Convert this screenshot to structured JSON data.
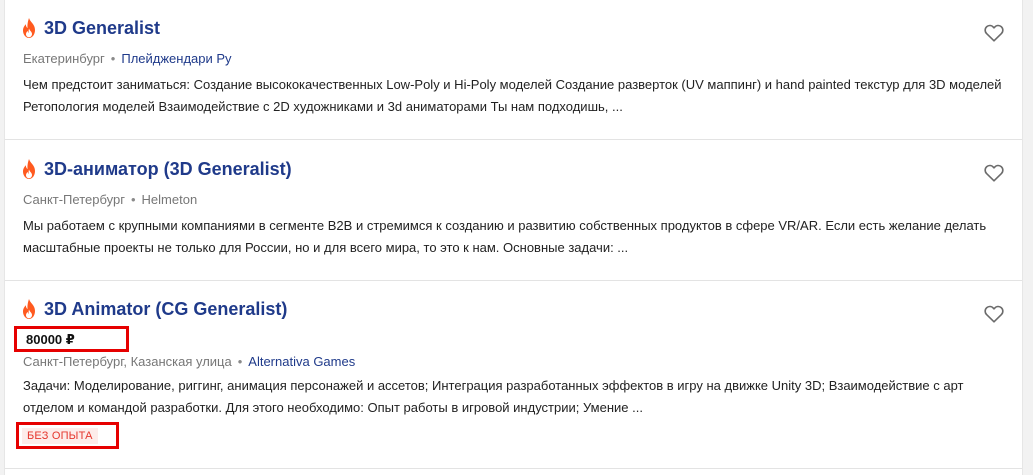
{
  "colors": {
    "title": "#1f3a8a",
    "fire": "#ff5a1f",
    "highlight_box": "#e60000",
    "badge_text": "#e5372e"
  },
  "vacancies": [
    {
      "title": "3D Generalist",
      "icon": "fire-icon",
      "city": "Екатеринбург",
      "company": "Плейджендари Ру",
      "description": "Чем предстоит заниматься: Создание высококачественных Low-Poly и Hi-Poly моделей Создание разверток (UV маппинг) и hand painted текстур для 3D моделей Ретопология моделей Взаимодействие с 2D художниками и 3d аниматорами Ты нам подходишь, ...",
      "favorite_icon": "heart-icon"
    },
    {
      "title": "3D-аниматор (3D Generalist)",
      "icon": "fire-icon",
      "city": "Санкт-Петербург",
      "company": "Helmeton",
      "description": "Мы работаем с крупными компаниями в сегменте B2B и стремимся к созданию и развитию собственных продуктов в сфере VR/AR. Если есть желание делать масштабные проекты не только для России, но и для всего мира, то это к нам. Основные задачи: ...",
      "favorite_icon": "heart-icon"
    },
    {
      "title": "3D Animator (CG Generalist)",
      "icon": "fire-icon",
      "salary": "80000 ₽",
      "city": "Санкт-Петербург, Казанская улица",
      "company": "Alternativa Games",
      "description": "Задачи: Моделирование, риггинг, анимация персонажей и ассетов; Интеграция разработанных эффектов в игру на движке Unity 3D; Взаимодействие с арт отделом и командой разработки. Для этого необходимо: Опыт работы в игровой индустрии; Умение ...",
      "badge": "БЕЗ ОПЫТА",
      "favorite_icon": "heart-icon"
    }
  ]
}
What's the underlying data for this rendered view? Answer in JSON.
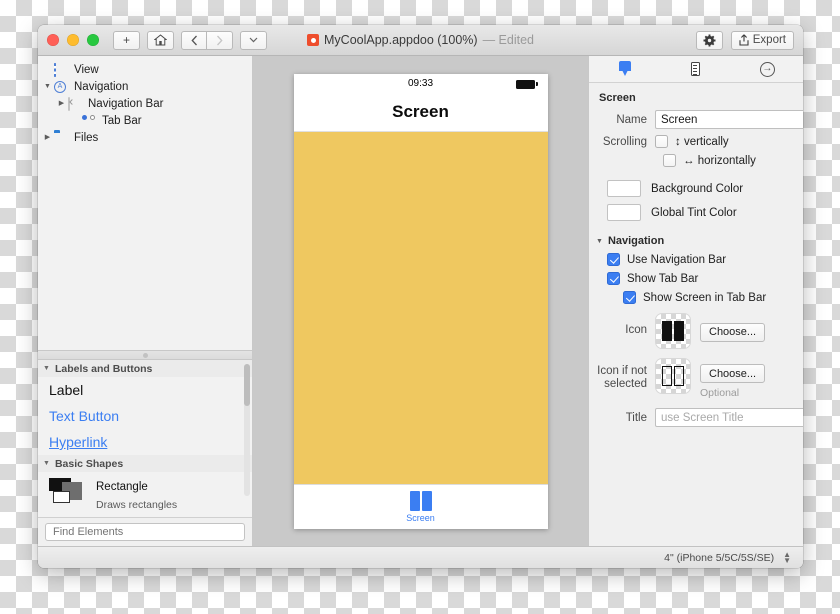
{
  "window": {
    "title": "MyCoolApp.appdoo (100%)",
    "title_suffix": "— Edited",
    "doc_icon": "document-icon"
  },
  "toolbar": {
    "add_label": "+",
    "home_icon": "home-icon",
    "back_icon": "chevron-left-icon",
    "forward_icon": "chevron-right-icon",
    "dropdown_icon": "chevron-down-icon",
    "settings_icon": "gear-icon",
    "export_label": "Export",
    "export_icon": "share-icon"
  },
  "tree": {
    "items": [
      {
        "label": "View",
        "icon": "view-icon",
        "twisty": "none",
        "indent": 1
      },
      {
        "label": "Navigation",
        "icon": "navigation-icon",
        "twisty": "open",
        "indent": 1
      },
      {
        "label": "Navigation Bar",
        "icon": "navigation-bar-icon",
        "twisty": "closed",
        "indent": 2
      },
      {
        "label": "Tab Bar",
        "icon": "tab-bar-icon",
        "twisty": "none",
        "indent": 3
      },
      {
        "label": "Files",
        "icon": "folder-icon",
        "twisty": "closed",
        "indent": 1
      }
    ]
  },
  "library": {
    "groups": [
      {
        "title": "Labels and Buttons",
        "items": [
          {
            "label": "Label",
            "style": "plain"
          },
          {
            "label": "Text Button",
            "style": "accent"
          },
          {
            "label": "Hyperlink",
            "style": "link"
          }
        ]
      },
      {
        "title": "Basic Shapes",
        "items": [
          {
            "label": "Rectangle",
            "subtitle": "Draws rectangles",
            "style": "shape"
          }
        ]
      }
    ],
    "search_placeholder": "Find Elements"
  },
  "preview": {
    "status_time": "09:33",
    "battery_icon": "battery-full-icon",
    "nav_title": "Screen",
    "background_color": "#efc860",
    "tab": {
      "icon": "book-icon",
      "label": "Screen",
      "tint_color": "#3b7ef2"
    }
  },
  "inspector": {
    "tabs": [
      {
        "name": "attributes",
        "icon": "pin-icon",
        "active": true
      },
      {
        "name": "size",
        "icon": "ruler-icon",
        "active": false
      },
      {
        "name": "connections",
        "icon": "arrow-circle-right-icon",
        "active": false
      }
    ],
    "screen_section": {
      "title": "Screen",
      "name_label": "Name",
      "name_value": "Screen",
      "scrolling_label": "Scrolling",
      "scroll_vertical_label": "vertically",
      "scroll_vertical_icon": "arrows-vertical-icon",
      "scroll_vertical_checked": false,
      "scroll_horizontal_label": "horizontally",
      "scroll_horizontal_icon": "arrows-horizontal-icon",
      "scroll_horizontal_checked": false,
      "background_color_label": "Background Color",
      "background_color": "#e8c15f",
      "global_tint_label": "Global Tint Color",
      "global_tint_color": "#3370e8"
    },
    "navigation_section": {
      "title": "Navigation",
      "use_nav_bar_label": "Use Navigation Bar",
      "use_nav_bar_checked": true,
      "show_tab_bar_label": "Show Tab Bar",
      "show_tab_bar_checked": true,
      "show_screen_in_tab_bar_label": "Show Screen in Tab Bar",
      "show_screen_in_tab_bar_checked": true,
      "icon_label": "Icon",
      "icon_choose_label": "Choose...",
      "icon_not_selected_label": "Icon if not selected",
      "icon_not_selected_choose_label": "Choose...",
      "optional_label": "Optional",
      "title_label": "Title",
      "title_placeholder": "use Screen Title",
      "title_value": ""
    }
  },
  "footer": {
    "device": "4\" (iPhone 5/5C/5S/SE)",
    "stepper_icon": "stepper-icon"
  }
}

------------------------------------------------------------

WHAT IS ASKED:
Select every line in the material above where the string "chevron" occurs, and copy it.

REPLY:
    "back_icon": "chevron-left-icon",
    "forward_icon": "chevron-right-icon",
    "dropdown_icon": "chevron-down-icon",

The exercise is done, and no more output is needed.